WRITTEN TASK:
Switch "quick-select-tool-icon" to "lasso-tool-icon" in the items from the line with "Decompose this screenshot" to the line with "tools-panel-header[interactable] bbox=[736, 163, 764, 171]", and give those lines again with nothing else changed. Leave the pictures out of your answer.

DATASET ENTRIES:
────────────────────

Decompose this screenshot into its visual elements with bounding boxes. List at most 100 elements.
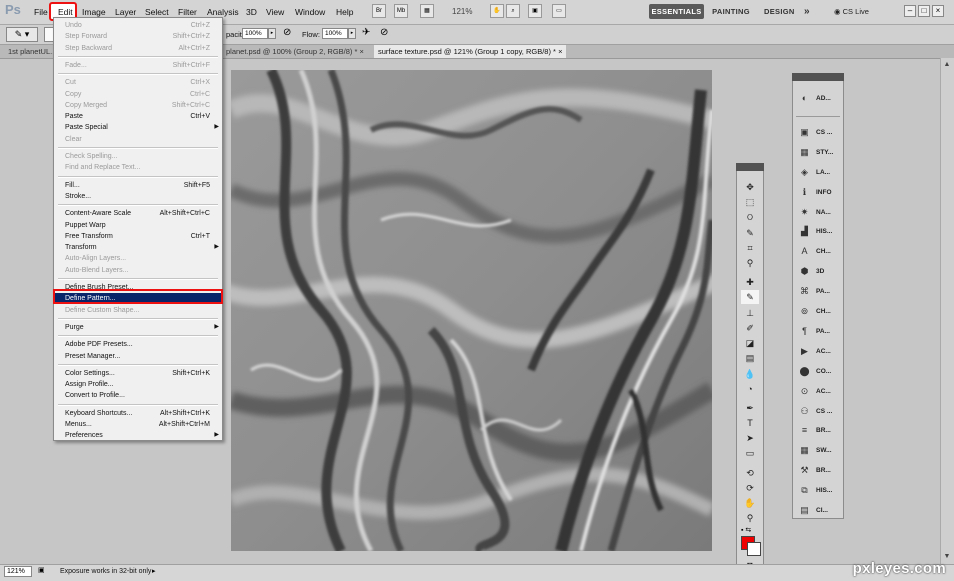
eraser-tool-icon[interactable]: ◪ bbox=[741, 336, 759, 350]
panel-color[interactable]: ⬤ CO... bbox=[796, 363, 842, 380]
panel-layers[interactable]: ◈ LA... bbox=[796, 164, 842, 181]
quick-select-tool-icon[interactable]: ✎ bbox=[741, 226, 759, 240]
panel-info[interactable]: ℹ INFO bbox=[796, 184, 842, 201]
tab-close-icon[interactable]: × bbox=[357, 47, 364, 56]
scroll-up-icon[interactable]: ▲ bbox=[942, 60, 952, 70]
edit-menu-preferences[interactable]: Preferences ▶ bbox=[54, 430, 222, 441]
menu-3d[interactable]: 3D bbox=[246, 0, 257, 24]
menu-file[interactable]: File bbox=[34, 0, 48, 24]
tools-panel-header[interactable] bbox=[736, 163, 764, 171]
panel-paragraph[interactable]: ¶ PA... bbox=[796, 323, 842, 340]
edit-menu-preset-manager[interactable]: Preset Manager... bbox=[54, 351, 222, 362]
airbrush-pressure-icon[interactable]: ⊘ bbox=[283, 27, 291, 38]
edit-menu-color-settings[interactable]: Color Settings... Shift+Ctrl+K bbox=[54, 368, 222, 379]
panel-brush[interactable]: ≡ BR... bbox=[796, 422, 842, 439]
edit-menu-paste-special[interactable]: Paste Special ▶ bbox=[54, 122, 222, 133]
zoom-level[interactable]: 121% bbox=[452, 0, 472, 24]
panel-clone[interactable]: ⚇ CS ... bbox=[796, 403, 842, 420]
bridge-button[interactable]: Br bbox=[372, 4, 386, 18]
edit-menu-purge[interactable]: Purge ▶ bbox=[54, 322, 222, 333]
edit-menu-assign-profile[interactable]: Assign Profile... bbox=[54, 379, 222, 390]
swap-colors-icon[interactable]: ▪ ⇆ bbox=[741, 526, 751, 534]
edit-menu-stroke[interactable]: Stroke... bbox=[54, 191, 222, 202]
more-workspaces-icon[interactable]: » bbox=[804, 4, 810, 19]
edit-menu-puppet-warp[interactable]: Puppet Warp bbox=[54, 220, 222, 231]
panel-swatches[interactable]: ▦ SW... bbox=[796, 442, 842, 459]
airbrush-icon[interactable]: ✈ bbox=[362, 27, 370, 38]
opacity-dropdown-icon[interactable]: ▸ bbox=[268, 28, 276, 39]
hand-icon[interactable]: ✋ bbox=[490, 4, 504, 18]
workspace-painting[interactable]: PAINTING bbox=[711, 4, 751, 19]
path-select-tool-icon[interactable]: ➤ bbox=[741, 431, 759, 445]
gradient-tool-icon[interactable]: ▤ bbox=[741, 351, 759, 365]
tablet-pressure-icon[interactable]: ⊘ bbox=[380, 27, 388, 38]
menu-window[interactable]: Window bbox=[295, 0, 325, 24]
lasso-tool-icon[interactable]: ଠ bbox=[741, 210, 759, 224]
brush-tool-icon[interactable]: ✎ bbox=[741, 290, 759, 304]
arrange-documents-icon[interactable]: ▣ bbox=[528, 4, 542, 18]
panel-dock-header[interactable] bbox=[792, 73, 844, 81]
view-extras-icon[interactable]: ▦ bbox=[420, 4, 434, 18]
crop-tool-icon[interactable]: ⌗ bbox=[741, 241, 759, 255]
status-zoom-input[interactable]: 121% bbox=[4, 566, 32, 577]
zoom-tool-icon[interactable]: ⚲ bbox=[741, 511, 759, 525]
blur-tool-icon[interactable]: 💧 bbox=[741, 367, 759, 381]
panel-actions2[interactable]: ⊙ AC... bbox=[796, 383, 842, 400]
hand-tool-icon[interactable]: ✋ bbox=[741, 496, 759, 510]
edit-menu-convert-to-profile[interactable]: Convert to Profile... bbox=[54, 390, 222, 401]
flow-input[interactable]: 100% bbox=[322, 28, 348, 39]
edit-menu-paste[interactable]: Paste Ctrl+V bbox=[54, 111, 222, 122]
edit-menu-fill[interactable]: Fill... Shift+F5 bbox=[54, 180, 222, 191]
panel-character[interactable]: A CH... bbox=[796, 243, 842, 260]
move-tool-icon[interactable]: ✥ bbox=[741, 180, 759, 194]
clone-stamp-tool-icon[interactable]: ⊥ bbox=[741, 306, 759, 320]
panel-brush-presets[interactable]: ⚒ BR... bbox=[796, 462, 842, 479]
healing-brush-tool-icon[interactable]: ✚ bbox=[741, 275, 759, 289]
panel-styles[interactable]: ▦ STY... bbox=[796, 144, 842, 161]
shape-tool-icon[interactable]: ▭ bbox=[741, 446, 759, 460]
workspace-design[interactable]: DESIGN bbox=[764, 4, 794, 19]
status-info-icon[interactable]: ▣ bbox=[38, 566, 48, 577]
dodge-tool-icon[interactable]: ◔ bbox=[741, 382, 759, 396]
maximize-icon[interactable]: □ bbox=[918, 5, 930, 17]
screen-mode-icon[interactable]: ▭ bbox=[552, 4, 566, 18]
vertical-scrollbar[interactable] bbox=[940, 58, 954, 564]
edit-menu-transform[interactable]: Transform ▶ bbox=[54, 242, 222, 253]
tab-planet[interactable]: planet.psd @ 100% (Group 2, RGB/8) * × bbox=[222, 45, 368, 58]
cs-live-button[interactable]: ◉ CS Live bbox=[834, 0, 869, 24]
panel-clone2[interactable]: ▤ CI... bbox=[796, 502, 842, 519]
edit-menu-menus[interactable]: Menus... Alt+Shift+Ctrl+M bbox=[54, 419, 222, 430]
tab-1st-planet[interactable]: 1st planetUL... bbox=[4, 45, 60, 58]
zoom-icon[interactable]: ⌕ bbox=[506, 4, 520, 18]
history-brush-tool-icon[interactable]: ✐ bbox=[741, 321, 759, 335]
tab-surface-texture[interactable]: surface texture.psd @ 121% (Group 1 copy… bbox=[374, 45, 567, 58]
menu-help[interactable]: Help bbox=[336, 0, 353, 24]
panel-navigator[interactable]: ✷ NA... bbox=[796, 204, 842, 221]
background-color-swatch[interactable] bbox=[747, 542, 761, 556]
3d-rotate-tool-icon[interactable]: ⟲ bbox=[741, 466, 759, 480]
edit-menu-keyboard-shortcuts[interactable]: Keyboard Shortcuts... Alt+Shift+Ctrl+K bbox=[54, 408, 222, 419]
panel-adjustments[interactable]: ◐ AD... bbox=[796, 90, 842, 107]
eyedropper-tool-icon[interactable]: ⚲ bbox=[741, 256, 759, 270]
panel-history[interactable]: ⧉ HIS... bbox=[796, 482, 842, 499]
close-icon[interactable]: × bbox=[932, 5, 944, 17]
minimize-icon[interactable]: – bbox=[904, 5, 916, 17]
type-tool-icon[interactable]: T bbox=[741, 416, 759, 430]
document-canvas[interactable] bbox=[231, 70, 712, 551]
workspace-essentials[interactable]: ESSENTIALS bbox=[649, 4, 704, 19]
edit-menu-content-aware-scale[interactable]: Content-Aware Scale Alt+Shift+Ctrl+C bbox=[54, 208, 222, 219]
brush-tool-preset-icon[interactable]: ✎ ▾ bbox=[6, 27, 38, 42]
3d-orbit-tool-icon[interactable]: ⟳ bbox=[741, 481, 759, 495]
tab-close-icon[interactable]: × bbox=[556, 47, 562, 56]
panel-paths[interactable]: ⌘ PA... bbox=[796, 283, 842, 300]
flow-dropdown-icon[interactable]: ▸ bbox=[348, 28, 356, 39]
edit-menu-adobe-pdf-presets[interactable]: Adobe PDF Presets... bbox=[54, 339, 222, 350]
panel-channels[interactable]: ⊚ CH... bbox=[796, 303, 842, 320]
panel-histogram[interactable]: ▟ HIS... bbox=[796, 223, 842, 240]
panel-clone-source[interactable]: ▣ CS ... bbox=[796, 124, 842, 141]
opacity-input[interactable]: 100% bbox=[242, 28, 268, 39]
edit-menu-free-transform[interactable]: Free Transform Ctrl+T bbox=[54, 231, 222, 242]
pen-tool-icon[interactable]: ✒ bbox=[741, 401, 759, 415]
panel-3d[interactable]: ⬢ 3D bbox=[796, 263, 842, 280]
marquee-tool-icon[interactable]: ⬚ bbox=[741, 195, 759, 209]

────────────────────

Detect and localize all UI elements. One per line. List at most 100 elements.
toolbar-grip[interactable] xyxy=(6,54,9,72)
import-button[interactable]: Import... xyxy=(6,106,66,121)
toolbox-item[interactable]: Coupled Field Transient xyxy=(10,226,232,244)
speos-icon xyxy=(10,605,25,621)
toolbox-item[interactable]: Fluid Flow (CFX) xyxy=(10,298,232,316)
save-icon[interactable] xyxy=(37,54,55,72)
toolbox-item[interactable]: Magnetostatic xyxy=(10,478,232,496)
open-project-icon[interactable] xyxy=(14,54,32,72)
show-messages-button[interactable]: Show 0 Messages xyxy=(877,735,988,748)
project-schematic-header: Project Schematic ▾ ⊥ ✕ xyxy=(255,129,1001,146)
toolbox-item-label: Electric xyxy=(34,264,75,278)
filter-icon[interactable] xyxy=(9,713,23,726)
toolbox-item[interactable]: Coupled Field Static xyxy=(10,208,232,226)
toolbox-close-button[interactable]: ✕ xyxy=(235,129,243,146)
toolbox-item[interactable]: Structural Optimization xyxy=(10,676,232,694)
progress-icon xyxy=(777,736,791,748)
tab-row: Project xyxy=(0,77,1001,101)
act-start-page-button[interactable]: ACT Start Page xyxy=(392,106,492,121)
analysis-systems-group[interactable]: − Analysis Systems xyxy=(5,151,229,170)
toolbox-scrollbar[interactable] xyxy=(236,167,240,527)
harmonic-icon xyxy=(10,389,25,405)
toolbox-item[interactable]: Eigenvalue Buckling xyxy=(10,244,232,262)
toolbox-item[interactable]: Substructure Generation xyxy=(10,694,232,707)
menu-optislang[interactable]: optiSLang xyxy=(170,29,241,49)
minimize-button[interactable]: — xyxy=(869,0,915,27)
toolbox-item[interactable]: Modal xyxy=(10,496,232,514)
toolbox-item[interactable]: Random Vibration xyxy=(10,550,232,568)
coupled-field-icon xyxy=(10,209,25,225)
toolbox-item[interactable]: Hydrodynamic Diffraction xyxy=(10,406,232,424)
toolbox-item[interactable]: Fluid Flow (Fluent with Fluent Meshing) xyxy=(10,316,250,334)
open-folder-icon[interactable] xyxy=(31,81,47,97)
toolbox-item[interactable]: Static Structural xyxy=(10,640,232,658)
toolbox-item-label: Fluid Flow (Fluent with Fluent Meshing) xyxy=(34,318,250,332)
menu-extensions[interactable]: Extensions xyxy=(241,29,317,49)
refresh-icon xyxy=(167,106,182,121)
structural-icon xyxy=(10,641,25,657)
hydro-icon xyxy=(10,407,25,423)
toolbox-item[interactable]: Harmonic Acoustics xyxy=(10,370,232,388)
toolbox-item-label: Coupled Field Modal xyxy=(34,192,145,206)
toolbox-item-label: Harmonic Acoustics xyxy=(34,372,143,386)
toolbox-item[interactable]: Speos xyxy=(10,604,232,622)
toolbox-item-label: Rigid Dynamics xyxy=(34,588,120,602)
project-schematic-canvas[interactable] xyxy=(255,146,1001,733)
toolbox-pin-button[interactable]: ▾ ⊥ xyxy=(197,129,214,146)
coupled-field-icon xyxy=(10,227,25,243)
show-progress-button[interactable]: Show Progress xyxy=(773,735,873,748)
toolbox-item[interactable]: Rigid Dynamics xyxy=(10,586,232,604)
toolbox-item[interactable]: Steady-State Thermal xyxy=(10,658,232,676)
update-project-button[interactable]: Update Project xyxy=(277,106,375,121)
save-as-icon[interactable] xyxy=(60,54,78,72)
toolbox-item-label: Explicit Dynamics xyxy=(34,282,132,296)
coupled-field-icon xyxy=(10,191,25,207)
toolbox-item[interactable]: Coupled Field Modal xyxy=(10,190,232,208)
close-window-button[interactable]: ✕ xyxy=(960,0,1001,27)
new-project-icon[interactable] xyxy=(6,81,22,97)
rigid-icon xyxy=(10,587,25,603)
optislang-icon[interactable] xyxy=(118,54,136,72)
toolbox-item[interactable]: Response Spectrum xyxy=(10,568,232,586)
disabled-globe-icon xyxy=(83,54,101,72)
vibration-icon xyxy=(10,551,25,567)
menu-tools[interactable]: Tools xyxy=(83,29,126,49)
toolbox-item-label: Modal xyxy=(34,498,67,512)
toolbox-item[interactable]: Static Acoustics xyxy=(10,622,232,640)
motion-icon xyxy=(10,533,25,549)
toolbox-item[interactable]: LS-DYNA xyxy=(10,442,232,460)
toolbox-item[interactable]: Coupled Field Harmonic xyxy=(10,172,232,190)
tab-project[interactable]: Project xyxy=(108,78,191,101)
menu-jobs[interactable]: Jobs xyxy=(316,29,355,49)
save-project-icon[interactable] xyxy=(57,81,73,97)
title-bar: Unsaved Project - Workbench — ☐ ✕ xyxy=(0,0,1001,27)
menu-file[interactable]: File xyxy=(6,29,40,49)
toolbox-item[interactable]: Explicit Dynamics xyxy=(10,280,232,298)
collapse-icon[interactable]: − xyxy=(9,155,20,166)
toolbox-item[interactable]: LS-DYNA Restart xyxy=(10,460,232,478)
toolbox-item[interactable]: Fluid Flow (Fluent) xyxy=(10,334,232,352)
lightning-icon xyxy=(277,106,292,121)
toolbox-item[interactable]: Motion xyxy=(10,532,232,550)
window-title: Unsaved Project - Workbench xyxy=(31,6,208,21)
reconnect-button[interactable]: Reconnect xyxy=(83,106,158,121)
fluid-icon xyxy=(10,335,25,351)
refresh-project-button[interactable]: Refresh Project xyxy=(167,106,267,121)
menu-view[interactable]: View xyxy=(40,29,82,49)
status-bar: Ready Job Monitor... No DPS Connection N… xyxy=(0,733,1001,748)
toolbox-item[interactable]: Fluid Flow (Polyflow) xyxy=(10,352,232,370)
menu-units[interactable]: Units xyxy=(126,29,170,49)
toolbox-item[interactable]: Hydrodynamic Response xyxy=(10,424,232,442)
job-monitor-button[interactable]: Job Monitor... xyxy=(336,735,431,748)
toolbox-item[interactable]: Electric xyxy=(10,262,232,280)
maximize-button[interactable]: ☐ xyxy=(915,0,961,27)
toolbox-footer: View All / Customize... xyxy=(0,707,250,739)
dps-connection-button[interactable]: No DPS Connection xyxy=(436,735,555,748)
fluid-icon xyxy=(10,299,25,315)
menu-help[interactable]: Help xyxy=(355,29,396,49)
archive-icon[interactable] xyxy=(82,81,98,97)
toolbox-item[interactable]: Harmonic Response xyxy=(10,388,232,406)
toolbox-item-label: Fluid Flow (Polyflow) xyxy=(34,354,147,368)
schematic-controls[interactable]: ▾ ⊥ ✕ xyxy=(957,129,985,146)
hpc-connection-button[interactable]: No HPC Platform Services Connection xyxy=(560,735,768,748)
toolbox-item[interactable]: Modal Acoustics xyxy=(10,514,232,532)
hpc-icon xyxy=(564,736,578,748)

────────────────────

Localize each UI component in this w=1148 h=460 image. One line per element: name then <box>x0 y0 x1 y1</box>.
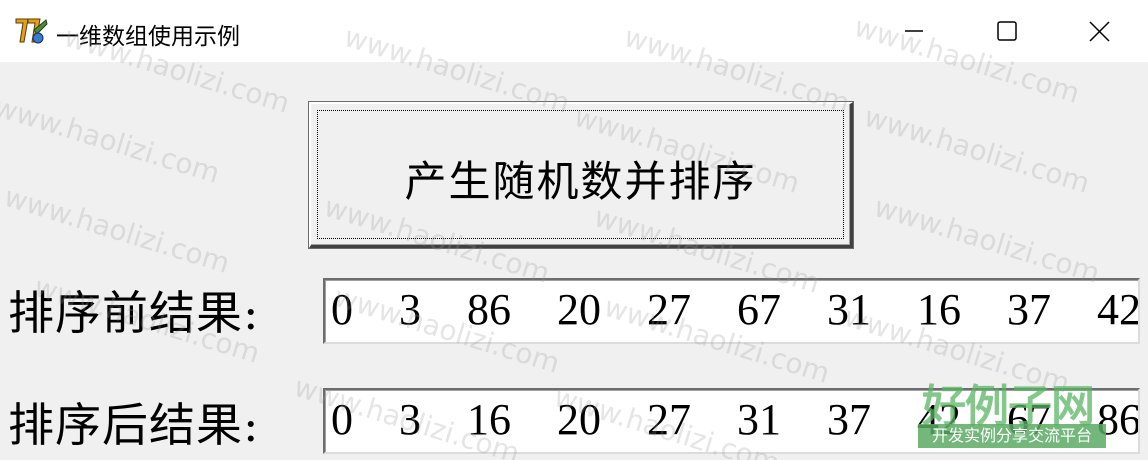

────────────────────

RESULT FOR THIS EXERCISE:
Decompose this screenshot into its visual elements with bounding boxes. List at most 100 elements.
eraser-tool-icon[interactable]: ◪ bbox=[741, 336, 759, 350]
panel-color[interactable]: ⬤ CO... bbox=[796, 363, 842, 380]
panel-layers[interactable]: ◈ LA... bbox=[796, 164, 842, 181]
lasso-tool-icon[interactable]: ✎ bbox=[741, 226, 759, 240]
panel-info[interactable]: ℹ INFO bbox=[796, 184, 842, 201]
tab-close-icon[interactable]: × bbox=[357, 47, 364, 56]
scroll-up-icon[interactable]: ▲ bbox=[942, 60, 952, 70]
edit-menu-preferences[interactable]: Preferences ▶ bbox=[54, 430, 222, 441]
menu-3d[interactable]: 3D bbox=[246, 0, 257, 24]
menu-file[interactable]: File bbox=[34, 0, 48, 24]
tools-panel-header[interactable] bbox=[736, 163, 764, 171]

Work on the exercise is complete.